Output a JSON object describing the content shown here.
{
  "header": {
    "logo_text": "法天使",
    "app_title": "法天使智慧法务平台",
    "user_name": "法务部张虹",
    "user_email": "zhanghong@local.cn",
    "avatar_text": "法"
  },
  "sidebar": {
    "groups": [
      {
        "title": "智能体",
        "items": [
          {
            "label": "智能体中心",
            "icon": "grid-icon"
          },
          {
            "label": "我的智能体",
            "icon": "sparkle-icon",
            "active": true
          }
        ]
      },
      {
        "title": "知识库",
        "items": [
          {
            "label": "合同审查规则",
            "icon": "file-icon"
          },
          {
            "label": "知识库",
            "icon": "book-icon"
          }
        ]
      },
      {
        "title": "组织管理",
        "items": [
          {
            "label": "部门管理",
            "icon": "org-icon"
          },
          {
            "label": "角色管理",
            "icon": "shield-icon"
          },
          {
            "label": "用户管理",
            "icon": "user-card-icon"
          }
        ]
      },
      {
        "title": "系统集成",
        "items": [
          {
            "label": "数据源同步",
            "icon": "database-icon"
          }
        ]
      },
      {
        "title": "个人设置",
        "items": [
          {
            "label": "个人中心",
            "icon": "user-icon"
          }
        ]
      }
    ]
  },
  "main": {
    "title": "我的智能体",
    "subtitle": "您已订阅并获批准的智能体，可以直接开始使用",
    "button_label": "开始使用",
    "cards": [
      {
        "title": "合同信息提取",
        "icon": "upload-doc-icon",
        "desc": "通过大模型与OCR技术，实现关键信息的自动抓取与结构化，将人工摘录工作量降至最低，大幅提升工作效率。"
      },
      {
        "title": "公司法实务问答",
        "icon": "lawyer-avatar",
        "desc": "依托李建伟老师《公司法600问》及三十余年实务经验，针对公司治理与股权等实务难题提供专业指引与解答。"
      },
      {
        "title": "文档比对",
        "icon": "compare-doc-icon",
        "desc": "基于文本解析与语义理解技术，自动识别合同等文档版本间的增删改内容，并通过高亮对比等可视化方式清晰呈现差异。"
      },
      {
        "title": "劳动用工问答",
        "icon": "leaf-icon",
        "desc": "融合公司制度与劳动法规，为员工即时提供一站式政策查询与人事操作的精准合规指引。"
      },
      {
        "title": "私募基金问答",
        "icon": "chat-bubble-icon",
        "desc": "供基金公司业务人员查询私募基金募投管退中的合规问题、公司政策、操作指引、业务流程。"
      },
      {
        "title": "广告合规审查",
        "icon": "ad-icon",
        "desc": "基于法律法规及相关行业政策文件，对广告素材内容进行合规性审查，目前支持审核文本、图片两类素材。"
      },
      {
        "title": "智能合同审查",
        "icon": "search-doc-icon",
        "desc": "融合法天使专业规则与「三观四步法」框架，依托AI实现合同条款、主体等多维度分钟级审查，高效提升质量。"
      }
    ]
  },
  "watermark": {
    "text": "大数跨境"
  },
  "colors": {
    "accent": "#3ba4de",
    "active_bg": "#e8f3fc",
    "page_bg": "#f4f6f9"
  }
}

◆ ◆ ◆ ◆

SHORT EXERCISE. Return what is listed above, exactly and completely.

RESPONSE TO THIS TASK.
Output a JSON object describing the content shown here.
{
  "header": {
    "logo_text": "法天使",
    "app_title": "法天使智慧法务平台",
    "user_name": "法务部张虹",
    "user_email": "zhanghong@local.cn",
    "avatar_text": "法"
  },
  "sidebar": {
    "groups": [
      {
        "title": "智能体",
        "items": [
          {
            "label": "智能体中心",
            "icon": "grid-icon"
          },
          {
            "label": "我的智能体",
            "icon": "sparkle-icon",
            "active": true
          }
        ]
      },
      {
        "title": "知识库",
        "items": [
          {
            "label": "合同审查规则",
            "icon": "file-icon"
          },
          {
            "label": "知识库",
            "icon": "book-icon"
          }
        ]
      },
      {
        "title": "组织管理",
        "items": [
          {
            "label": "部门管理",
            "icon": "org-icon"
          },
          {
            "label": "角色管理",
            "icon": "shield-icon"
          },
          {
            "label": "用户管理",
            "icon": "user-card-icon"
          }
        ]
      },
      {
        "title": "系统集成",
        "items": [
          {
            "label": "数据源同步",
            "icon": "database-icon"
          }
        ]
      },
      {
        "title": "个人设置",
        "items": [
          {
            "label": "个人中心",
            "icon": "user-icon"
          }
        ]
      }
    ]
  },
  "main": {
    "title": "我的智能体",
    "subtitle": "您已订阅并获批准的智能体，可以直接开始使用",
    "button_label": "开始使用",
    "cards": [
      {
        "title": "合同信息提取",
        "icon": "upload-doc-icon",
        "desc": "通过大模型与OCR技术，实现关键信息的自动抓取与结构化，将人工摘录工作量降至最低，大幅提升工作效率。"
      },
      {
        "title": "公司法实务问答",
        "icon": "lawyer-avatar",
        "desc": "依托李建伟老师《公司法600问》及三十余年实务经验，针对公司治理与股权等实务难题提供专业指引与解答。"
      },
      {
        "title": "文档比对",
        "icon": "compare-doc-icon",
        "desc": "基于文本解析与语义理解技术，自动识别合同等文档版本间的增删改内容，并通过高亮对比等可视化方式清晰呈现差异。"
      },
      {
        "title": "劳动用工问答",
        "icon": "leaf-icon",
        "desc": "融合公司制度与劳动法规，为员工即时提供一站式政策查询与人事操作的精准合规指引。"
      },
      {
        "title": "私募基金问答",
        "icon": "chat-bubble-icon",
        "desc": "供基金公司业务人员查询私募基金募投管退中的合规问题、公司政策、操作指引、业务流程。"
      },
      {
        "title": "广告合规审查",
        "icon": "ad-icon",
        "desc": "基于法律法规及相关行业政策文件，对广告素材内容进行合规性审查，目前支持审核文本、图片两类素材。"
      },
      {
        "title": "智能合同审查",
        "icon": "search-doc-icon",
        "desc": "融合法天使专业规则与「三观四步法」框架，依托AI实现合同条款、主体等多维度分钟级审查，高效提升质量。"
      }
    ]
  },
  "watermark": {
    "text": "大数跨境"
  },
  "colors": {
    "accent": "#3ba4de",
    "active_bg": "#e8f3fc",
    "page_bg": "#f4f6f9"
  }
}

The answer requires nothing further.